* Required work
Copy out every line from the one containing "CircuitLab logo (0, 153, 46, 166)" down to the one containing "resistor R1 (101, 33, 132, 43)", both included, keeping each line exactly as it appears.

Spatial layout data
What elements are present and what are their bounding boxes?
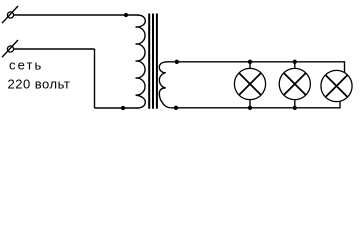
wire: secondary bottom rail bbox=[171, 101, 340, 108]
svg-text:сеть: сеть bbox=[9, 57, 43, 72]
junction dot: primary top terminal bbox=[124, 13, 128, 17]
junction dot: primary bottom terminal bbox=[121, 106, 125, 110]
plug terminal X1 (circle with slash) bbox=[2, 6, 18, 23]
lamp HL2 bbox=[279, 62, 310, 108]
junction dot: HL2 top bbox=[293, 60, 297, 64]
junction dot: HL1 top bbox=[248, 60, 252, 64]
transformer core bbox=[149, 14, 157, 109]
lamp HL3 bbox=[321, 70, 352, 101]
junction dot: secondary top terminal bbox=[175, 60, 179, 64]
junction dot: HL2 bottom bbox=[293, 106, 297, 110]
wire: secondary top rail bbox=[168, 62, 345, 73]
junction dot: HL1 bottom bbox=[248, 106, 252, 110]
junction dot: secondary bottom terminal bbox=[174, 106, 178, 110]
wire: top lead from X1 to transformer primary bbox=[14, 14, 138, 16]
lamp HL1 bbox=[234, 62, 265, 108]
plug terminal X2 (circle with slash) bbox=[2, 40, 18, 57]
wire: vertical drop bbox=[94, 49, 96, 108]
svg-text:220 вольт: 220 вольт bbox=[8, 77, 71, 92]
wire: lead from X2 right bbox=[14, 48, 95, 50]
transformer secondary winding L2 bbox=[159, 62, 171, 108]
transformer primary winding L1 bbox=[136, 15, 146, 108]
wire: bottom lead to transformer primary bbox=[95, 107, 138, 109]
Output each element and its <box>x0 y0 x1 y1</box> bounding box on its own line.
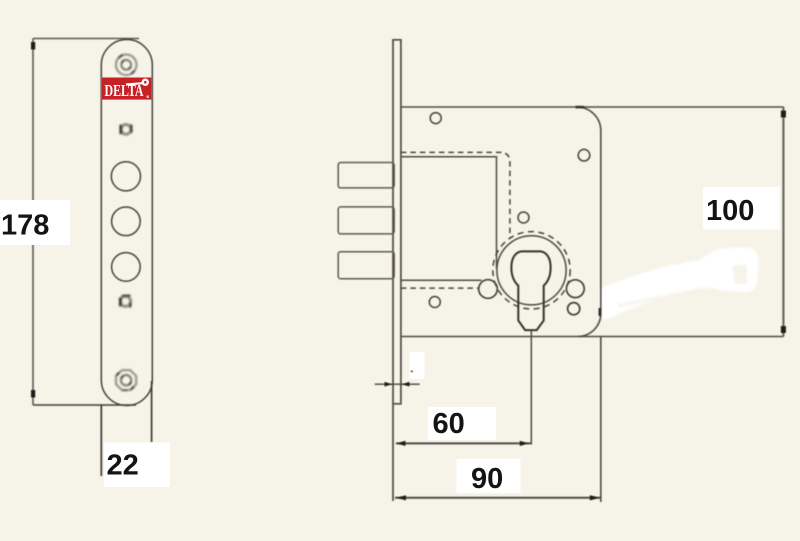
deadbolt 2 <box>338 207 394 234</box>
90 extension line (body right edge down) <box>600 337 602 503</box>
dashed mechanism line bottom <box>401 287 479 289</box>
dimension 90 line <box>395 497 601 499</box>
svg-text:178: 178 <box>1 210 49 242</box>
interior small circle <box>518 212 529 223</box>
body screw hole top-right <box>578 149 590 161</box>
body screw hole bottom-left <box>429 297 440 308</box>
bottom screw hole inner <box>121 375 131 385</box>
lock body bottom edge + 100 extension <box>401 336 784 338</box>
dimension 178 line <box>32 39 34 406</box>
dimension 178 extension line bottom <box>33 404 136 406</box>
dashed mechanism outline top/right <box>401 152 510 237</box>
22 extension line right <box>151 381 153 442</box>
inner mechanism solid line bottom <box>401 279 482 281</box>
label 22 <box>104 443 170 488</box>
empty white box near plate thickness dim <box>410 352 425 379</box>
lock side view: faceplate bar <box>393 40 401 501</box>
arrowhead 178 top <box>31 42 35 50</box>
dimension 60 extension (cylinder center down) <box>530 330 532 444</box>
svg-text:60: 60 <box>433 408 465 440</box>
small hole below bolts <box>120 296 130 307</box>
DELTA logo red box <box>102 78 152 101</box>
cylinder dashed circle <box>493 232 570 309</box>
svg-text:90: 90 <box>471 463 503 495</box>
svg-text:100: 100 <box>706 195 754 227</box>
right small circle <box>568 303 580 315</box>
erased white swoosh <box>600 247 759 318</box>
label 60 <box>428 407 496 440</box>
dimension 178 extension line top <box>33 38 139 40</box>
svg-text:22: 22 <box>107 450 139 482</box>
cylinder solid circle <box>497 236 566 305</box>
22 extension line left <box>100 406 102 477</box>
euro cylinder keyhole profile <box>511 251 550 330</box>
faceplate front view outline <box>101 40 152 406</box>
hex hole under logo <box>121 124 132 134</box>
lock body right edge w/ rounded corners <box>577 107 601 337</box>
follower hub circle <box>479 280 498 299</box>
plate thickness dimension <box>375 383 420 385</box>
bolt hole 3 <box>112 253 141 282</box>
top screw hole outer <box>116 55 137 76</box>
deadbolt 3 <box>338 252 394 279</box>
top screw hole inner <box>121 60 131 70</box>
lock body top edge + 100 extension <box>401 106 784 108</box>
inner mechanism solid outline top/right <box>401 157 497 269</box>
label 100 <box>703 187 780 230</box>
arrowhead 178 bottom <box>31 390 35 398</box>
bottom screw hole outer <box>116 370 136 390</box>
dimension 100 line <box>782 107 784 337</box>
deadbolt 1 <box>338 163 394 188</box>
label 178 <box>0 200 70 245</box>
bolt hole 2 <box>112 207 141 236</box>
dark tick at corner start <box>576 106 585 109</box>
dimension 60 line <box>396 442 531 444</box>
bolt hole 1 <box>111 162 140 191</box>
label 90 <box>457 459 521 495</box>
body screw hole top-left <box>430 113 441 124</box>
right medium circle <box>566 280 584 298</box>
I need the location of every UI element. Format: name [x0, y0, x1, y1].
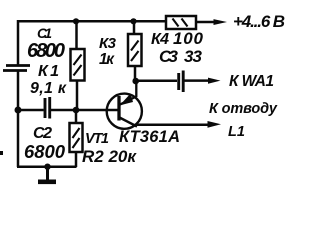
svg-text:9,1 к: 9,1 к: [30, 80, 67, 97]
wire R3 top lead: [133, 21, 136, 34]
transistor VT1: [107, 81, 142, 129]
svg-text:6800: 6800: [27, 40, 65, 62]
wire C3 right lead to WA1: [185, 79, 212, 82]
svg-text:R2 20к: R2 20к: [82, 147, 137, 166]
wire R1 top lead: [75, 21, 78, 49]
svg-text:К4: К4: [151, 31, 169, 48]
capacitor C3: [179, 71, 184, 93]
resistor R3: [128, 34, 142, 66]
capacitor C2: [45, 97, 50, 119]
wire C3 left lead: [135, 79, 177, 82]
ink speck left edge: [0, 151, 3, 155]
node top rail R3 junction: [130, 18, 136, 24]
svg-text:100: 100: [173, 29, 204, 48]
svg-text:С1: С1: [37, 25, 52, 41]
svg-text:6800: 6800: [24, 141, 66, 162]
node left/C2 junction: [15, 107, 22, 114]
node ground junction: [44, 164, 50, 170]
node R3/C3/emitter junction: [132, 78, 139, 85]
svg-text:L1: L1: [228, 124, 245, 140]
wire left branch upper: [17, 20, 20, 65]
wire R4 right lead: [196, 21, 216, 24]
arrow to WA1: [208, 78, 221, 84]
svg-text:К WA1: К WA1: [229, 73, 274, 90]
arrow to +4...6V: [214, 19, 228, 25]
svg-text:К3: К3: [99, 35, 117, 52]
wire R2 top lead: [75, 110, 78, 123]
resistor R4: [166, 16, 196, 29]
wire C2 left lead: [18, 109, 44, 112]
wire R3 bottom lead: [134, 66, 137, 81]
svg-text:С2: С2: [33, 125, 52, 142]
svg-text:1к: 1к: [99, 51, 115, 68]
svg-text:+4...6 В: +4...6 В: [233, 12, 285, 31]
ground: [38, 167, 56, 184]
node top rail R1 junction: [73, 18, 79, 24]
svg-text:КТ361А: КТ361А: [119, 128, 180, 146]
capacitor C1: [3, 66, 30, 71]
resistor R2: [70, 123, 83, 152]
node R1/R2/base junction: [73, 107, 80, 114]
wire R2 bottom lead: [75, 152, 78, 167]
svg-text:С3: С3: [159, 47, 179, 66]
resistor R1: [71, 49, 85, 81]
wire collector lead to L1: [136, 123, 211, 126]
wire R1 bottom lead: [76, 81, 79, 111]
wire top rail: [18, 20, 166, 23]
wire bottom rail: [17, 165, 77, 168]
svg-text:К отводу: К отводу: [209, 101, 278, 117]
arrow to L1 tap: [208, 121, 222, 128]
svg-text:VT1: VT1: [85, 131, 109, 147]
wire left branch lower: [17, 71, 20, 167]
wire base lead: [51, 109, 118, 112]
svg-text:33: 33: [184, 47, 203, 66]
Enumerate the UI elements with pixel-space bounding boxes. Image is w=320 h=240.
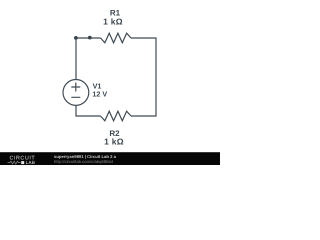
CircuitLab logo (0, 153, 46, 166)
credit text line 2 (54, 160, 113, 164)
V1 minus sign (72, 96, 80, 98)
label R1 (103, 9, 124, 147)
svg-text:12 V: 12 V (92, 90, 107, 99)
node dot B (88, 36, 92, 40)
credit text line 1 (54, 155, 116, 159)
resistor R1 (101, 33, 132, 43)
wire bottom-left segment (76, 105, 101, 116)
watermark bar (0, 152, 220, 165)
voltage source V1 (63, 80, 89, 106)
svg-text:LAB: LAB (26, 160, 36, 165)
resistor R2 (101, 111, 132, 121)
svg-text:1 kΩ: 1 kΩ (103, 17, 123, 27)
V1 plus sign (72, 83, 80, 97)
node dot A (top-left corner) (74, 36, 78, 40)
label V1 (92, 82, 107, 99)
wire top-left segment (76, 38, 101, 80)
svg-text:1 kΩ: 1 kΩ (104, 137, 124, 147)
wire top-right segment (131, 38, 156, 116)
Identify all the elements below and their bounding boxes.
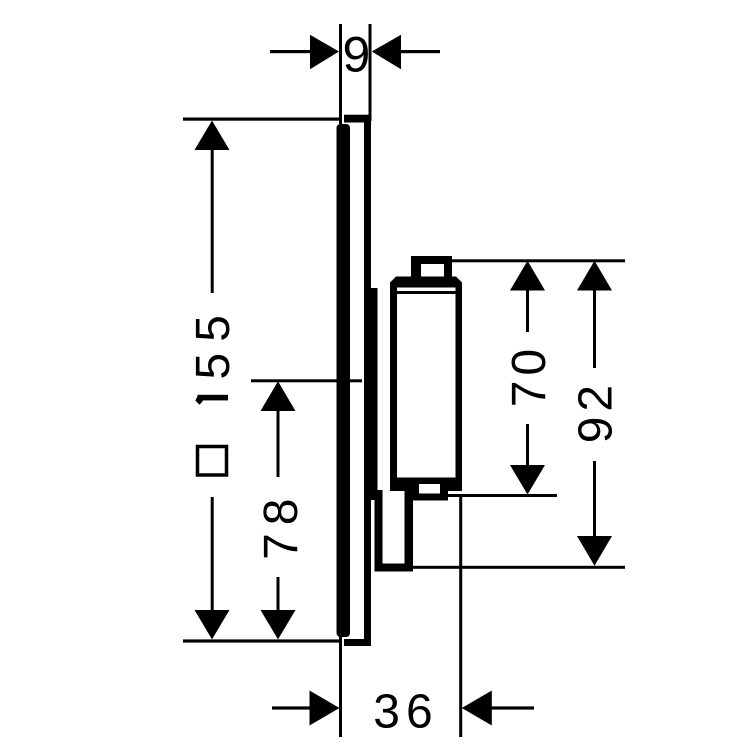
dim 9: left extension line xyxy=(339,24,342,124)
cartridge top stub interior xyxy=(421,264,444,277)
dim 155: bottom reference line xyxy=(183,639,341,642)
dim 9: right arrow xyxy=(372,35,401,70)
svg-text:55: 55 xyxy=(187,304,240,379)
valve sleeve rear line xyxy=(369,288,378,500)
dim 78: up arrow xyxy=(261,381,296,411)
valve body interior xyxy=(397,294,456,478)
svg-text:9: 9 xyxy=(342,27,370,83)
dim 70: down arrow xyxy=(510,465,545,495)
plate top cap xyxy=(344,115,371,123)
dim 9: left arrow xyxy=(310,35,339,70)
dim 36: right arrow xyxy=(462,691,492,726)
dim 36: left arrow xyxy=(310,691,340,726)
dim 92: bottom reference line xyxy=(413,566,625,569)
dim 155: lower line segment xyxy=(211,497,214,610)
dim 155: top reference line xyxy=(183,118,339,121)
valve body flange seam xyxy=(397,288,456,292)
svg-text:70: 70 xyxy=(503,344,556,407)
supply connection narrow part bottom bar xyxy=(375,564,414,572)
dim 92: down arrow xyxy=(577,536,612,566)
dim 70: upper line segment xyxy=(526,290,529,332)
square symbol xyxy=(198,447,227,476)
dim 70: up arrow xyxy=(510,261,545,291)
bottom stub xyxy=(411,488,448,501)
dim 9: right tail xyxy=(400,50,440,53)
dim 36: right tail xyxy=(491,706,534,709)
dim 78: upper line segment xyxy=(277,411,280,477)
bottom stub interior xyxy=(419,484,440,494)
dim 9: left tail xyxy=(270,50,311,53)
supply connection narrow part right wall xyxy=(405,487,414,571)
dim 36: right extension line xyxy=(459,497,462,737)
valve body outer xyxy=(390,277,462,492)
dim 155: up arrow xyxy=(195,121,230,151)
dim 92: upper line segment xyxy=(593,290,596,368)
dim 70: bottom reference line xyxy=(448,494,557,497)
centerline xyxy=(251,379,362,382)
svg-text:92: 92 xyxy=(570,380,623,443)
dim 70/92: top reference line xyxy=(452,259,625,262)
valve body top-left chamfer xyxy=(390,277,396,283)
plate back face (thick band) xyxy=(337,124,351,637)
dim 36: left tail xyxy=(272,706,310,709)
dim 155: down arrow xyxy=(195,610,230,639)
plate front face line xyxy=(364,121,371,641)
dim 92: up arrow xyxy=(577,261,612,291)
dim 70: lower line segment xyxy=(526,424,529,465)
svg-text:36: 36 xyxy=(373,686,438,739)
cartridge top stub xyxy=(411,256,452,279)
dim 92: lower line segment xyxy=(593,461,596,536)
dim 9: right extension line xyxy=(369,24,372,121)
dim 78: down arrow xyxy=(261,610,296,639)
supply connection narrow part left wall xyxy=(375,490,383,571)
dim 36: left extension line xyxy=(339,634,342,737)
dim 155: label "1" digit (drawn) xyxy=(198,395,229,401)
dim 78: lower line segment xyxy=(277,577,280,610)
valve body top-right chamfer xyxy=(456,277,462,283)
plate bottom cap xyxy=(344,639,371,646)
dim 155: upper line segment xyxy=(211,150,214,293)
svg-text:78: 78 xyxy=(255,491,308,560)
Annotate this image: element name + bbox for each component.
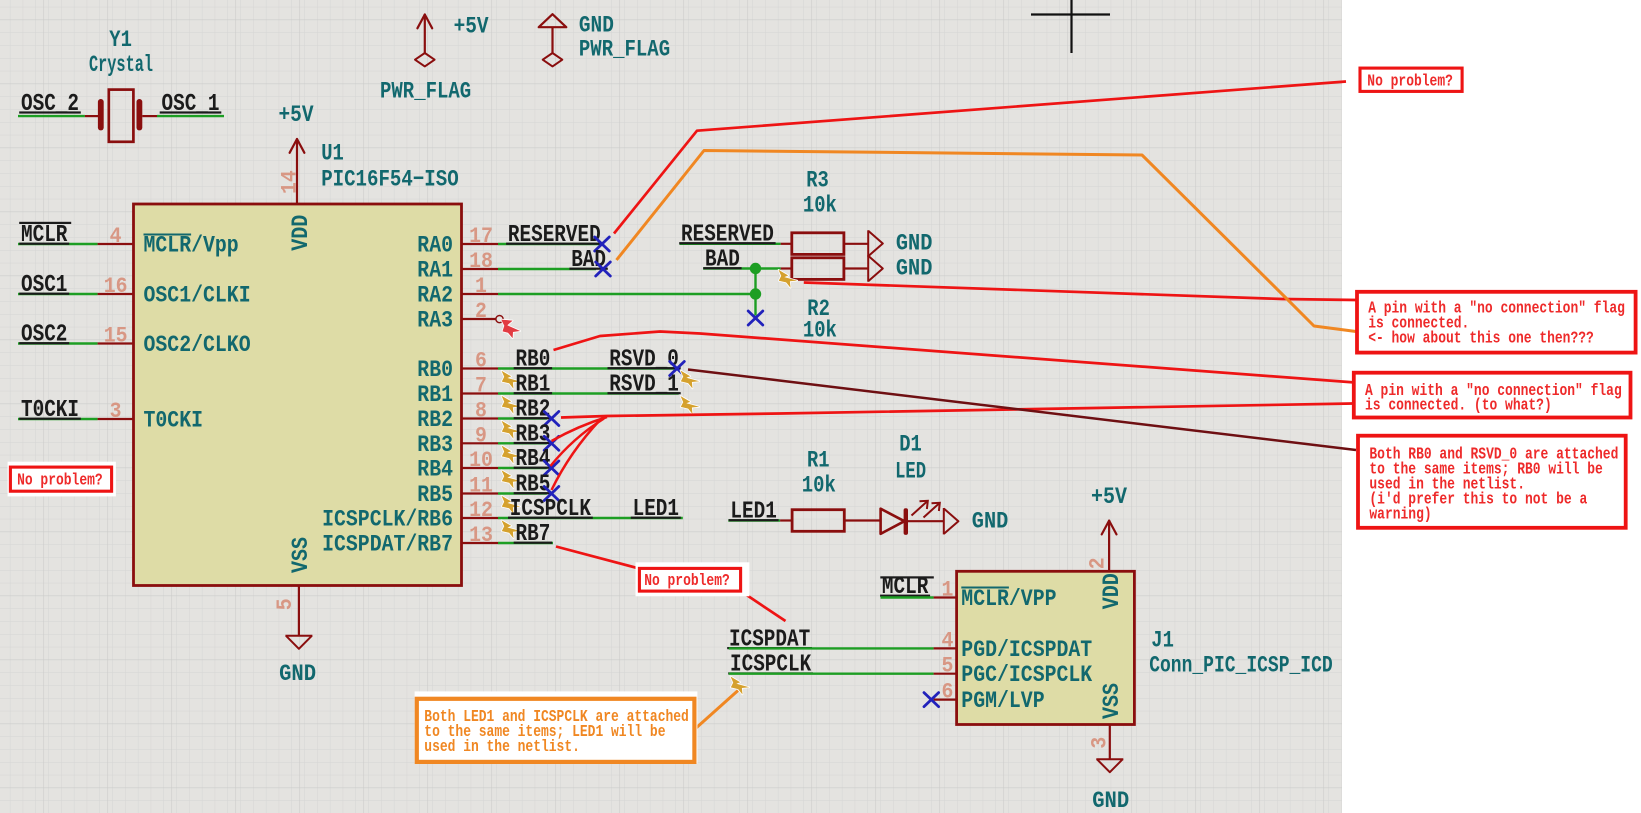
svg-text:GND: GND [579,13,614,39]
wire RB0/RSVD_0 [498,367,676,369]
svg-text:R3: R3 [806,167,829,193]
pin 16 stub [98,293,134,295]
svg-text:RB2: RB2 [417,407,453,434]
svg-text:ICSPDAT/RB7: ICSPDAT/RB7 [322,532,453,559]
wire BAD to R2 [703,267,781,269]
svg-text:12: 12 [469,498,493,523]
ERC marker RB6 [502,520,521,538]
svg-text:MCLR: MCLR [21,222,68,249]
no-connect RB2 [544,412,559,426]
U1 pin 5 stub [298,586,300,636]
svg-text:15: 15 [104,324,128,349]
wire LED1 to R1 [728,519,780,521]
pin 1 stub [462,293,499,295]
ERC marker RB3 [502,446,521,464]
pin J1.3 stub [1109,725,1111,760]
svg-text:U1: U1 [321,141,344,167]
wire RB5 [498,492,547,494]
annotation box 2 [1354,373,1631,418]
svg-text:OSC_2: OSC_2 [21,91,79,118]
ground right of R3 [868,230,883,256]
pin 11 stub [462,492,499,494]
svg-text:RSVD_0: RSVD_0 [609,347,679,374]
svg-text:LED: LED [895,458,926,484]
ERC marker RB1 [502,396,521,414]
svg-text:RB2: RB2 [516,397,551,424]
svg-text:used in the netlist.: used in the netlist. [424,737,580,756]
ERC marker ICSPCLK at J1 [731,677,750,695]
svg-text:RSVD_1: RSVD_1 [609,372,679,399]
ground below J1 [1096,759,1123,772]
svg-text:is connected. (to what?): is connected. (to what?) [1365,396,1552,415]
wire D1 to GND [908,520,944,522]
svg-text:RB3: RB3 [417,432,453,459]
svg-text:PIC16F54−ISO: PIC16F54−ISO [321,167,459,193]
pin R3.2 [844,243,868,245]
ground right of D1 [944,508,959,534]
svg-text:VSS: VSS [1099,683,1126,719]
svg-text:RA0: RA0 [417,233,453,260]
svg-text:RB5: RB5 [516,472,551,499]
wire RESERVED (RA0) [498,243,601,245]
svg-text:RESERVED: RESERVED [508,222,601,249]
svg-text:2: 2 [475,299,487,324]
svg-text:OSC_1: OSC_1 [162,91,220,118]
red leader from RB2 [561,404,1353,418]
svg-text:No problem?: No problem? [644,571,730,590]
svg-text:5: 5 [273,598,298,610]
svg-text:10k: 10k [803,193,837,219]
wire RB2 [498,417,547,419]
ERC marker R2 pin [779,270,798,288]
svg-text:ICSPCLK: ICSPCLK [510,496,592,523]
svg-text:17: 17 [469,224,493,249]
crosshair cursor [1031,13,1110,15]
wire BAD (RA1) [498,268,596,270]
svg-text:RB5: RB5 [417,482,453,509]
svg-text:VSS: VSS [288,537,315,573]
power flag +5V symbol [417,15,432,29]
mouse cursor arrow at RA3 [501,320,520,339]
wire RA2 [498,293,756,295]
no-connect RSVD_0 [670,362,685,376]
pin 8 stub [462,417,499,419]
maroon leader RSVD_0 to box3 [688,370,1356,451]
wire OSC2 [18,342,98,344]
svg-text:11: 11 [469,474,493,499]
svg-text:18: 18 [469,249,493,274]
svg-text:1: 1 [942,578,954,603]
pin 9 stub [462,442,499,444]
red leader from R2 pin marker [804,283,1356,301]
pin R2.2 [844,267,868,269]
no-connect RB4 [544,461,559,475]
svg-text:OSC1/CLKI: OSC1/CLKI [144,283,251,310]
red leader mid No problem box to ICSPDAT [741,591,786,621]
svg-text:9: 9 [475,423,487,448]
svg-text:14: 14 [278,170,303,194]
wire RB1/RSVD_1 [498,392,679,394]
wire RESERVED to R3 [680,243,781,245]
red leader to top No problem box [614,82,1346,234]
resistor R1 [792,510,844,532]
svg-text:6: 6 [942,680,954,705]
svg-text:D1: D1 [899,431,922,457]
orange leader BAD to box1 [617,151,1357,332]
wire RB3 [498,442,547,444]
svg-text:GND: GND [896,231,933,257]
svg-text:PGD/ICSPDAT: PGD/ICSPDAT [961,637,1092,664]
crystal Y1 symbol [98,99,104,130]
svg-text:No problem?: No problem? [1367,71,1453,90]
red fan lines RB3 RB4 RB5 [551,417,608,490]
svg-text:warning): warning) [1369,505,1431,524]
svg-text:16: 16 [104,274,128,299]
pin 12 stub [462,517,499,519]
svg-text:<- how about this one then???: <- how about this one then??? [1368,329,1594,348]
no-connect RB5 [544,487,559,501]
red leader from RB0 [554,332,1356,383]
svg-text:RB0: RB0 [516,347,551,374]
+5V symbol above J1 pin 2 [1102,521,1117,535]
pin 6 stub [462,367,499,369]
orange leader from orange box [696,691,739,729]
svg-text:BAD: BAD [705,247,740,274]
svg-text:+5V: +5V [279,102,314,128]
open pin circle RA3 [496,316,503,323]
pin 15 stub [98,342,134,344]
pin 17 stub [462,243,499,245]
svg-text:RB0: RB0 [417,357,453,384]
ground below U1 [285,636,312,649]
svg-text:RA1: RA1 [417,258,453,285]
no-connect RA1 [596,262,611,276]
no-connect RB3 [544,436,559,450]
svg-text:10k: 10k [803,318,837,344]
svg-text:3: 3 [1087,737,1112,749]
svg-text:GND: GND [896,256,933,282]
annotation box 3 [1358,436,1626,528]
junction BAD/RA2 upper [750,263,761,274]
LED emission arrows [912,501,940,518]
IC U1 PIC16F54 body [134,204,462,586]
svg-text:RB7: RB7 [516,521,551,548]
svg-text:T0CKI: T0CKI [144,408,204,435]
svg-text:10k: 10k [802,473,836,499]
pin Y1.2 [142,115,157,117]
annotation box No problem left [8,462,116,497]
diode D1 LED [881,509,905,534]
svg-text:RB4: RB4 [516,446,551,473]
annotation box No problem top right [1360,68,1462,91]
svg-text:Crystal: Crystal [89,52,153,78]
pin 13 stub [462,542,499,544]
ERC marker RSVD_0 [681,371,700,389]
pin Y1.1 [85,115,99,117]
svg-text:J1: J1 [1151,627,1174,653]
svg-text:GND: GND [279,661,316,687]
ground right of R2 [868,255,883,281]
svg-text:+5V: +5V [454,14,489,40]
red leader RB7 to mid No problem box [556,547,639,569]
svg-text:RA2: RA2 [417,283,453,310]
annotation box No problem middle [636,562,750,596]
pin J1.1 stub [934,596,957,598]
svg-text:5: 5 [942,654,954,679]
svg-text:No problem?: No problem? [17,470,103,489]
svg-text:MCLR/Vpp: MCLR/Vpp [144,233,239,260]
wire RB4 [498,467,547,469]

* Correct output
CircuitLab logo (0, 153, 46, 166)
credit text line 2 (54, 160, 113, 164)
V1 minus sign (72, 96, 80, 98)
label R1 (103, 9, 124, 147)
svg-text:12 V: 12 V (92, 90, 107, 99)
node dot B (88, 36, 92, 40)
credit text line 1 (54, 155, 116, 159)
resistor R1 (101, 33, 132, 43)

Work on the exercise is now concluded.